━━ Data shown ━━

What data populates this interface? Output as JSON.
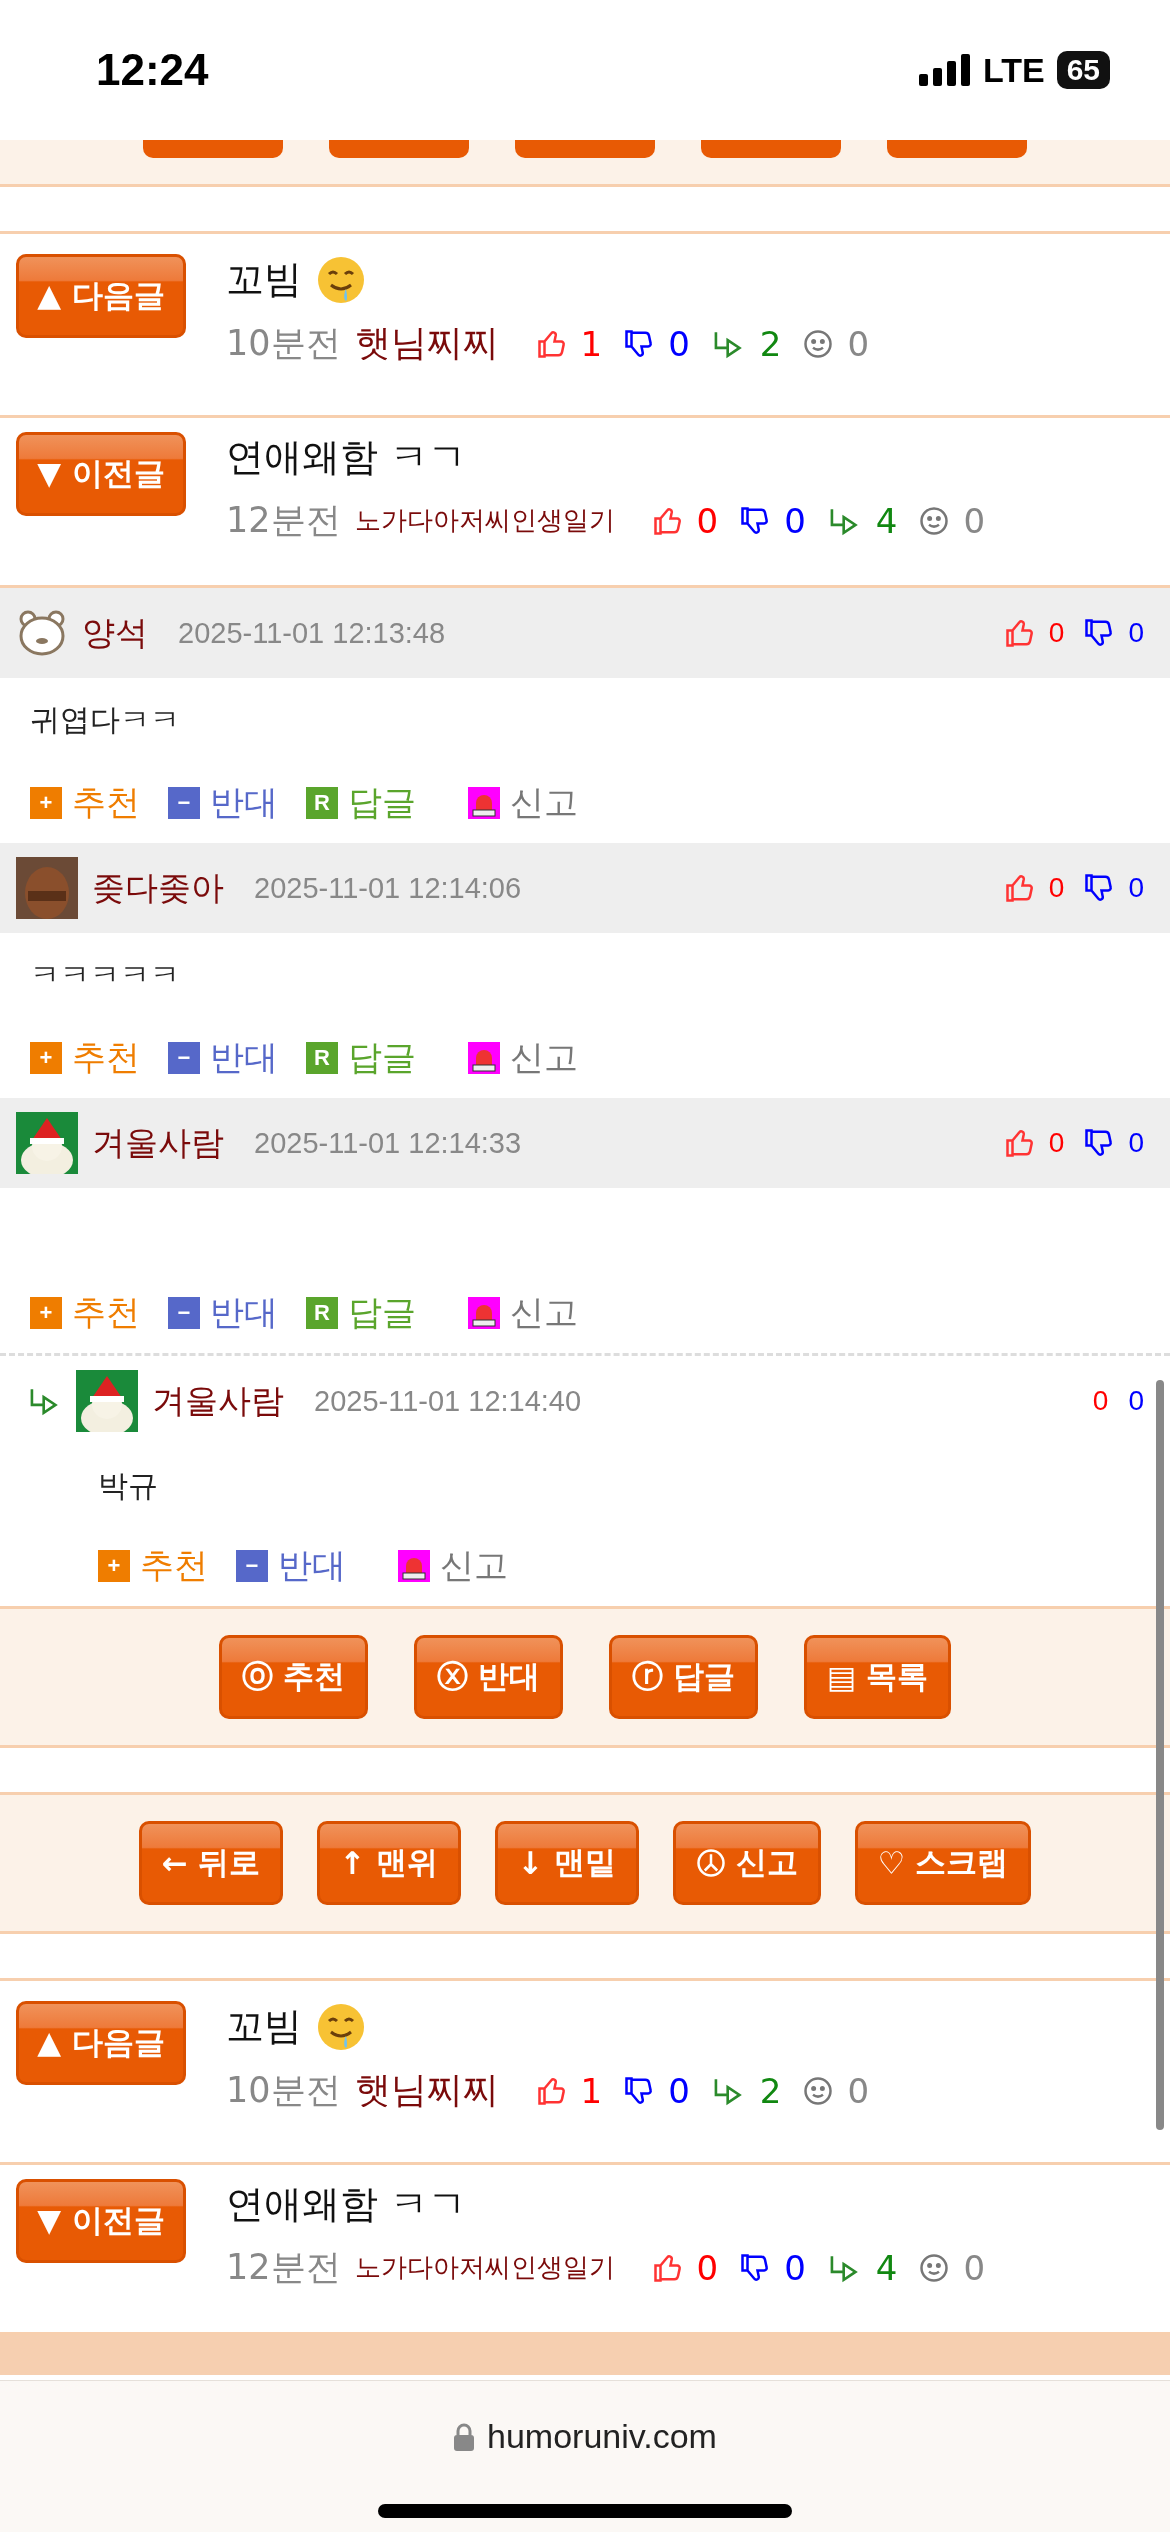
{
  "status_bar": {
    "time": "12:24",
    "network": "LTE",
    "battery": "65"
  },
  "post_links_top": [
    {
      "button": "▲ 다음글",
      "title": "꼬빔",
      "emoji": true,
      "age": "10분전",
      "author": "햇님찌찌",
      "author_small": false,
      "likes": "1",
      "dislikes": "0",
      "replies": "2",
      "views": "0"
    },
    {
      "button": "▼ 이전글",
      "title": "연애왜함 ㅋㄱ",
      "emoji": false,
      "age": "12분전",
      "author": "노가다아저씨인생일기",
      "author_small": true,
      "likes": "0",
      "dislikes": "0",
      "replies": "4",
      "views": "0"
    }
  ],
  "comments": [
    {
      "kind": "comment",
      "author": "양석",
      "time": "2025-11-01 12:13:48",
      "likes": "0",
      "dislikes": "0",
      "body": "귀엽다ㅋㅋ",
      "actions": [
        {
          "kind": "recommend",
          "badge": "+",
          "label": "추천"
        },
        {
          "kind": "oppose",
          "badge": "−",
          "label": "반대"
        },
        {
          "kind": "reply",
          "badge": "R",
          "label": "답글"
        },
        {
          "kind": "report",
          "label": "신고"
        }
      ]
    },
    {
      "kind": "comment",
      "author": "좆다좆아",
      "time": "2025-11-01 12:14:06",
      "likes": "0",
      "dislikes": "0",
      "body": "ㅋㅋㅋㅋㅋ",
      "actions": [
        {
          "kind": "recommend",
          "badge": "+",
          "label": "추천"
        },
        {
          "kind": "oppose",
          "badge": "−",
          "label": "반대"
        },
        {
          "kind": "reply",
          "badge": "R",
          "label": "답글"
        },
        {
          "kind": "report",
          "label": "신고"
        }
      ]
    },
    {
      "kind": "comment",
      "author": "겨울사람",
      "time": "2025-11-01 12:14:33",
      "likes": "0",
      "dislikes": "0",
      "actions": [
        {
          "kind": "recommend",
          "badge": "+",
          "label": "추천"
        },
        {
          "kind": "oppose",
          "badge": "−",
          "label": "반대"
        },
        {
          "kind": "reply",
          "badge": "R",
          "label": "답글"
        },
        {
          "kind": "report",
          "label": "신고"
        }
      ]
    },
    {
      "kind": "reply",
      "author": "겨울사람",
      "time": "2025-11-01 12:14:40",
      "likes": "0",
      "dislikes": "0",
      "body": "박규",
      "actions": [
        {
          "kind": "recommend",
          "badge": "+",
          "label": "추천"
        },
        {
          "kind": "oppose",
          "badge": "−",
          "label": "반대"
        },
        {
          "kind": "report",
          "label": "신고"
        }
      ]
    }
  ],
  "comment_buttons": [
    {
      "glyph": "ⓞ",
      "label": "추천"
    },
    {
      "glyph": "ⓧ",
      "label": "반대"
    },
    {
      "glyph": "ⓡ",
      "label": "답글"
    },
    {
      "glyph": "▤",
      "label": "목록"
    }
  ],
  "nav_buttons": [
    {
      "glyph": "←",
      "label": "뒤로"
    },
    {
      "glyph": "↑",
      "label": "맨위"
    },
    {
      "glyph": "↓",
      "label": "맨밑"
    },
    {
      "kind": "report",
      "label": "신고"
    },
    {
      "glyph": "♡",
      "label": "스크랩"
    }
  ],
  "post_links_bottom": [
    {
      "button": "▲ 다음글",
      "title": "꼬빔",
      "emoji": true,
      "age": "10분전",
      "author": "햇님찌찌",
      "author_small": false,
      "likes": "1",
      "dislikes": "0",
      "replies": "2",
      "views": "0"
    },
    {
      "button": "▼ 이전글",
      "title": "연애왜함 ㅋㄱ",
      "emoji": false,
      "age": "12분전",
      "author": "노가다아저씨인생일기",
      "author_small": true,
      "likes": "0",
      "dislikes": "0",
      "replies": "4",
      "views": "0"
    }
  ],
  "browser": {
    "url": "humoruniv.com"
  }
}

━━━

Objective: Each entry above should be reproduced exactly, with the pictures removed.

Final answer:
What data populates this interface? Output as JSON.
{
  "status_bar": {
    "time": "12:24",
    "network": "LTE",
    "battery": "65"
  },
  "post_links_top": [
    {
      "button": "▲ 다음글",
      "title": "꼬빔",
      "emoji": true,
      "age": "10분전",
      "author": "햇님찌찌",
      "author_small": false,
      "likes": "1",
      "dislikes": "0",
      "replies": "2",
      "views": "0"
    },
    {
      "button": "▼ 이전글",
      "title": "연애왜함 ㅋㄱ",
      "emoji": false,
      "age": "12분전",
      "author": "노가다아저씨인생일기",
      "author_small": true,
      "likes": "0",
      "dislikes": "0",
      "replies": "4",
      "views": "0"
    }
  ],
  "comments": [
    {
      "kind": "comment",
      "author": "양석",
      "time": "2025-11-01 12:13:48",
      "likes": "0",
      "dislikes": "0",
      "body": "귀엽다ㅋㅋ",
      "actions": [
        {
          "kind": "recommend",
          "badge": "+",
          "label": "추천"
        },
        {
          "kind": "oppose",
          "badge": "−",
          "label": "반대"
        },
        {
          "kind": "reply",
          "badge": "R",
          "label": "답글"
        },
        {
          "kind": "report",
          "label": "신고"
        }
      ]
    },
    {
      "kind": "comment",
      "author": "좆다좆아",
      "time": "2025-11-01 12:14:06",
      "likes": "0",
      "dislikes": "0",
      "body": "ㅋㅋㅋㅋㅋ",
      "actions": [
        {
          "kind": "recommend",
          "badge": "+",
          "label": "추천"
        },
        {
          "kind": "oppose",
          "badge": "−",
          "label": "반대"
        },
        {
          "kind": "reply",
          "badge": "R",
          "label": "답글"
        },
        {
          "kind": "report",
          "label": "신고"
        }
      ]
    },
    {
      "kind": "comment",
      "author": "겨울사람",
      "time": "2025-11-01 12:14:33",
      "likes": "0",
      "dislikes": "0",
      "actions": [
        {
          "kind": "recommend",
          "badge": "+",
          "label": "추천"
        },
        {
          "kind": "oppose",
          "badge": "−",
          "label": "반대"
        },
        {
          "kind": "reply",
          "badge": "R",
          "label": "답글"
        },
        {
          "kind": "report",
          "label": "신고"
        }
      ]
    },
    {
      "kind": "reply",
      "author": "겨울사람",
      "time": "2025-11-01 12:14:40",
      "likes": "0",
      "dislikes": "0",
      "body": "박규",
      "actions": [
        {
          "kind": "recommend",
          "badge": "+",
          "label": "추천"
        },
        {
          "kind": "oppose",
          "badge": "−",
          "label": "반대"
        },
        {
          "kind": "report",
          "label": "신고"
        }
      ]
    }
  ],
  "comment_buttons": [
    {
      "glyph": "ⓞ",
      "label": "추천"
    },
    {
      "glyph": "ⓧ",
      "label": "반대"
    },
    {
      "glyph": "ⓡ",
      "label": "답글"
    },
    {
      "glyph": "▤",
      "label": "목록"
    }
  ],
  "nav_buttons": [
    {
      "glyph": "←",
      "label": "뒤로"
    },
    {
      "glyph": "↑",
      "label": "맨위"
    },
    {
      "glyph": "↓",
      "label": "맨밑"
    },
    {
      "kind": "report",
      "label": "신고"
    },
    {
      "glyph": "♡",
      "label": "스크랩"
    }
  ],
  "post_links_bottom": [
    {
      "button": "▲ 다음글",
      "title": "꼬빔",
      "emoji": true,
      "age": "10분전",
      "author": "햇님찌찌",
      "author_small": false,
      "likes": "1",
      "dislikes": "0",
      "replies": "2",
      "views": "0"
    },
    {
      "button": "▼ 이전글",
      "title": "연애왜함 ㅋㄱ",
      "emoji": false,
      "age": "12분전",
      "author": "노가다아저씨인생일기",
      "author_small": true,
      "likes": "0",
      "dislikes": "0",
      "replies": "4",
      "views": "0"
    }
  ],
  "browser": {
    "url": "humoruniv.com"
  }
}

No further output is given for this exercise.